:: WRITTEN REQUEST ::
Type every record exactly as it appears.

:: RECORDS SHOWN ::
^^^^^^^^

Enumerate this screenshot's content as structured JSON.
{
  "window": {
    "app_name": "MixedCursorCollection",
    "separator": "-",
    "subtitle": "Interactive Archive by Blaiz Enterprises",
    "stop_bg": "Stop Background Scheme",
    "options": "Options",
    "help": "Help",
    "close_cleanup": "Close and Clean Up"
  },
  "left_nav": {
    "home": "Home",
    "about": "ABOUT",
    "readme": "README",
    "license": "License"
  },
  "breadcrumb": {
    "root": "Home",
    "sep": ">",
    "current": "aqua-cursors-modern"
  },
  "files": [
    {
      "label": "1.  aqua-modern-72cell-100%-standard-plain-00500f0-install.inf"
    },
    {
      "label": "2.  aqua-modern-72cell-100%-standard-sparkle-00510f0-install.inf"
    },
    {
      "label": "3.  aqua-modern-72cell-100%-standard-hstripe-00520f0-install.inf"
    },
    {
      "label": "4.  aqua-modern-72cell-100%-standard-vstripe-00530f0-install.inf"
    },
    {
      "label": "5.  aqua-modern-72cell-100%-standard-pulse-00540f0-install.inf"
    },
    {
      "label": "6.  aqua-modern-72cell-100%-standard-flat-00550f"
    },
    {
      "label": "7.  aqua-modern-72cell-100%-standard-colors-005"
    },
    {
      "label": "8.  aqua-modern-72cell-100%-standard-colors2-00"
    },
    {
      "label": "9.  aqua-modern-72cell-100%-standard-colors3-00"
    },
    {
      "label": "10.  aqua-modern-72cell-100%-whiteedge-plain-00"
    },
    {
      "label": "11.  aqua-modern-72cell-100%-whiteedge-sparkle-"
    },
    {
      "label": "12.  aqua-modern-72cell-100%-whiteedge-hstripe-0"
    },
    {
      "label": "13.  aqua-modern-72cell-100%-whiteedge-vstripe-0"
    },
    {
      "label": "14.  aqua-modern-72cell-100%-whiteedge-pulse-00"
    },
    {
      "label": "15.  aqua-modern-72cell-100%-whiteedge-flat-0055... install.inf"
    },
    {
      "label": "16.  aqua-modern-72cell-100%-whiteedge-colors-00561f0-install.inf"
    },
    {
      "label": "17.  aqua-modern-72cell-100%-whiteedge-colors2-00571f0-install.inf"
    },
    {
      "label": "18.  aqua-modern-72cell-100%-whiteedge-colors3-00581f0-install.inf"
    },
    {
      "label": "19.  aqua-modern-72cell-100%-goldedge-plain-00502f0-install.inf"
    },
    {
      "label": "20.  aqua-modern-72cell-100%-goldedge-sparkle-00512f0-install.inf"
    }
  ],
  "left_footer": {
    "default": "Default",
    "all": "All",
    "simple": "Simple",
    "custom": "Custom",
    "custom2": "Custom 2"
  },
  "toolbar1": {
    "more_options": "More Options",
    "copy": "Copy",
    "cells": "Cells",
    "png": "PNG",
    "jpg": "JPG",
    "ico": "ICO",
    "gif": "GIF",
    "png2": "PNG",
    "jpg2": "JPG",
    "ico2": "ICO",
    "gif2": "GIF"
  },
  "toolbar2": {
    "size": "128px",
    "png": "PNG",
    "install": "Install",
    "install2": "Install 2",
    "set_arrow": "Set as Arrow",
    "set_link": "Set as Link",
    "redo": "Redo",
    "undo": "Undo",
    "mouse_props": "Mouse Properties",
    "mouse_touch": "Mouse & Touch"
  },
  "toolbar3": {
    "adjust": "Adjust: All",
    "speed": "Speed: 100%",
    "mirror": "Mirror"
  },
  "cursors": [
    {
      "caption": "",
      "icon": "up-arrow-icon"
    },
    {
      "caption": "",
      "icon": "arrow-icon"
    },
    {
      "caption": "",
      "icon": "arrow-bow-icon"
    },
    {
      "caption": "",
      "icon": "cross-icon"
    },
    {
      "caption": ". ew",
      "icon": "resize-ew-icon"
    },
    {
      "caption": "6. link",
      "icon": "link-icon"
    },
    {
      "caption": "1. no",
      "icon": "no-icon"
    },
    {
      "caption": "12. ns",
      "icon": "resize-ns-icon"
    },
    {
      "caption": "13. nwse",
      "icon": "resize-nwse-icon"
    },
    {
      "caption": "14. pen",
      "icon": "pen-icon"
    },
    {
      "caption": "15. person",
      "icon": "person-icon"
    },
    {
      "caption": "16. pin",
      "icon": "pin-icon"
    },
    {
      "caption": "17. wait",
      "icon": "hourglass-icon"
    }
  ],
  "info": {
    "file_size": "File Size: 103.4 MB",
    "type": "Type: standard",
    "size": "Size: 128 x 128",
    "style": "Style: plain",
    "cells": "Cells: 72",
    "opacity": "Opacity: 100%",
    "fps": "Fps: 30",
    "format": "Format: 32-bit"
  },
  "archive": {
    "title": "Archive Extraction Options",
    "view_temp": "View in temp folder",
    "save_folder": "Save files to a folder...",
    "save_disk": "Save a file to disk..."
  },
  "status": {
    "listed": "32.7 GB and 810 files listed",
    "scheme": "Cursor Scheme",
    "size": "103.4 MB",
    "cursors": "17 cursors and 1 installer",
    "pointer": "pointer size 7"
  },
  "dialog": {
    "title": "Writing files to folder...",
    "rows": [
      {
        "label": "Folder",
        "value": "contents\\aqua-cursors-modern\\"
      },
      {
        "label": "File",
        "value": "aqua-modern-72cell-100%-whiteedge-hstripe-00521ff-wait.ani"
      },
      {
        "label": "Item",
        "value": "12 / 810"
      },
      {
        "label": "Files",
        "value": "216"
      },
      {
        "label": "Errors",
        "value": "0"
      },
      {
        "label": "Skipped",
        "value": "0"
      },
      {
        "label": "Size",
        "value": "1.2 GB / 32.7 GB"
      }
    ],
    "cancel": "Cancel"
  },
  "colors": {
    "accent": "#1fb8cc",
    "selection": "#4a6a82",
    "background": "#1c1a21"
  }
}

^^^^^^^^

:: WRITTEN RESPONSE ::
Enumerate this screenshot's content as structured JSON.
{
  "window": {
    "app_name": "MixedCursorCollection",
    "separator": "-",
    "subtitle": "Interactive Archive by Blaiz Enterprises",
    "stop_bg": "Stop Background Scheme",
    "options": "Options",
    "help": "Help",
    "close_cleanup": "Close and Clean Up"
  },
  "left_nav": {
    "home": "Home",
    "about": "ABOUT",
    "readme": "README",
    "license": "License"
  },
  "breadcrumb": {
    "root": "Home",
    "sep": ">",
    "current": "aqua-cursors-modern"
  },
  "files": [
    {
      "label": "1.  aqua-modern-72cell-100%-standard-plain-00500f0-install.inf"
    },
    {
      "label": "2.  aqua-modern-72cell-100%-standard-sparkle-00510f0-install.inf"
    },
    {
      "label": "3.  aqua-modern-72cell-100%-standard-hstripe-00520f0-install.inf"
    },
    {
      "label": "4.  aqua-modern-72cell-100%-standard-vstripe-00530f0-install.inf"
    },
    {
      "label": "5.  aqua-modern-72cell-100%-standard-pulse-00540f0-install.inf"
    },
    {
      "label": "6.  aqua-modern-72cell-100%-standard-flat-00550f"
    },
    {
      "label": "7.  aqua-modern-72cell-100%-standard-colors-005"
    },
    {
      "label": "8.  aqua-modern-72cell-100%-standard-colors2-00"
    },
    {
      "label": "9.  aqua-modern-72cell-100%-standard-colors3-00"
    },
    {
      "label": "10.  aqua-modern-72cell-100%-whiteedge-plain-00"
    },
    {
      "label": "11.  aqua-modern-72cell-100%-whiteedge-sparkle-"
    },
    {
      "label": "12.  aqua-modern-72cell-100%-whiteedge-hstripe-0"
    },
    {
      "label": "13.  aqua-modern-72cell-100%-whiteedge-vstripe-0"
    },
    {
      "label": "14.  aqua-modern-72cell-100%-whiteedge-pulse-00"
    },
    {
      "label": "15.  aqua-modern-72cell-100%-whiteedge-flat-0055... install.inf"
    },
    {
      "label": "16.  aqua-modern-72cell-100%-whiteedge-colors-00561f0-install.inf"
    },
    {
      "label": "17.  aqua-modern-72cell-100%-whiteedge-colors2-00571f0-install.inf"
    },
    {
      "label": "18.  aqua-modern-72cell-100%-whiteedge-colors3-00581f0-install.inf"
    },
    {
      "label": "19.  aqua-modern-72cell-100%-goldedge-plain-00502f0-install.inf"
    },
    {
      "label": "20.  aqua-modern-72cell-100%-goldedge-sparkle-00512f0-install.inf"
    }
  ],
  "left_footer": {
    "default": "Default",
    "all": "All",
    "simple": "Simple",
    "custom": "Custom",
    "custom2": "Custom 2"
  },
  "toolbar1": {
    "more_options": "More Options",
    "copy": "Copy",
    "cells": "Cells",
    "png": "PNG",
    "jpg": "JPG",
    "ico": "ICO",
    "gif": "GIF",
    "png2": "PNG",
    "jpg2": "JPG",
    "ico2": "ICO",
    "gif2": "GIF"
  },
  "toolbar2": {
    "size": "128px",
    "png": "PNG",
    "install": "Install",
    "install2": "Install 2",
    "set_arrow": "Set as Arrow",
    "set_link": "Set as Link",
    "redo": "Redo",
    "undo": "Undo",
    "mouse_props": "Mouse Properties",
    "mouse_touch": "Mouse & Touch"
  },
  "toolbar3": {
    "adjust": "Adjust: All",
    "speed": "Speed: 100%",
    "mirror": "Mirror"
  },
  "cursors": [
    {
      "caption": "",
      "icon": "up-arrow-icon"
    },
    {
      "caption": "",
      "icon": "arrow-icon"
    },
    {
      "caption": "",
      "icon": "arrow-bow-icon"
    },
    {
      "caption": "",
      "icon": "cross-icon"
    },
    {
      "caption": ". ew",
      "icon": "resize-ew-icon"
    },
    {
      "caption": "6. link",
      "icon": "link-icon"
    },
    {
      "caption": "1. no",
      "icon": "no-icon"
    },
    {
      "caption": "12. ns",
      "icon": "resize-ns-icon"
    },
    {
      "caption": "13. nwse",
      "icon": "resize-nwse-icon"
    },
    {
      "caption": "14. pen",
      "icon": "pen-icon"
    },
    {
      "caption": "15. person",
      "icon": "person-icon"
    },
    {
      "caption": "16. pin",
      "icon": "pin-icon"
    },
    {
      "caption": "17. wait",
      "icon": "hourglass-icon"
    }
  ],
  "info": {
    "file_size": "File Size: 103.4 MB",
    "type": "Type: standard",
    "size": "Size: 128 x 128",
    "style": "Style: plain",
    "cells": "Cells: 72",
    "opacity": "Opacity: 100%",
    "fps": "Fps: 30",
    "format": "Format: 32-bit"
  },
  "archive": {
    "title": "Archive Extraction Options",
    "view_temp": "View in temp folder",
    "save_folder": "Save files to a folder...",
    "save_disk": "Save a file to disk..."
  },
  "status": {
    "listed": "32.7 GB and 810 files listed",
    "scheme": "Cursor Scheme",
    "size": "103.4 MB",
    "cursors": "17 cursors and 1 installer",
    "pointer": "pointer size 7"
  },
  "dialog": {
    "title": "Writing files to folder...",
    "rows": [
      {
        "label": "Folder",
        "value": "contents\\aqua-cursors-modern\\"
      },
      {
        "label": "File",
        "value": "aqua-modern-72cell-100%-whiteedge-hstripe-00521ff-wait.ani"
      },
      {
        "label": "Item",
        "value": "12 / 810"
      },
      {
        "label": "Files",
        "value": "216"
      },
      {
        "label": "Errors",
        "value": "0"
      },
      {
        "label": "Skipped",
        "value": "0"
      },
      {
        "label": "Size",
        "value": "1.2 GB / 32.7 GB"
      }
    ],
    "cancel": "Cancel"
  },
  "colors": {
    "accent": "#1fb8cc",
    "selection": "#4a6a82",
    "background": "#1c1a21"
  }
}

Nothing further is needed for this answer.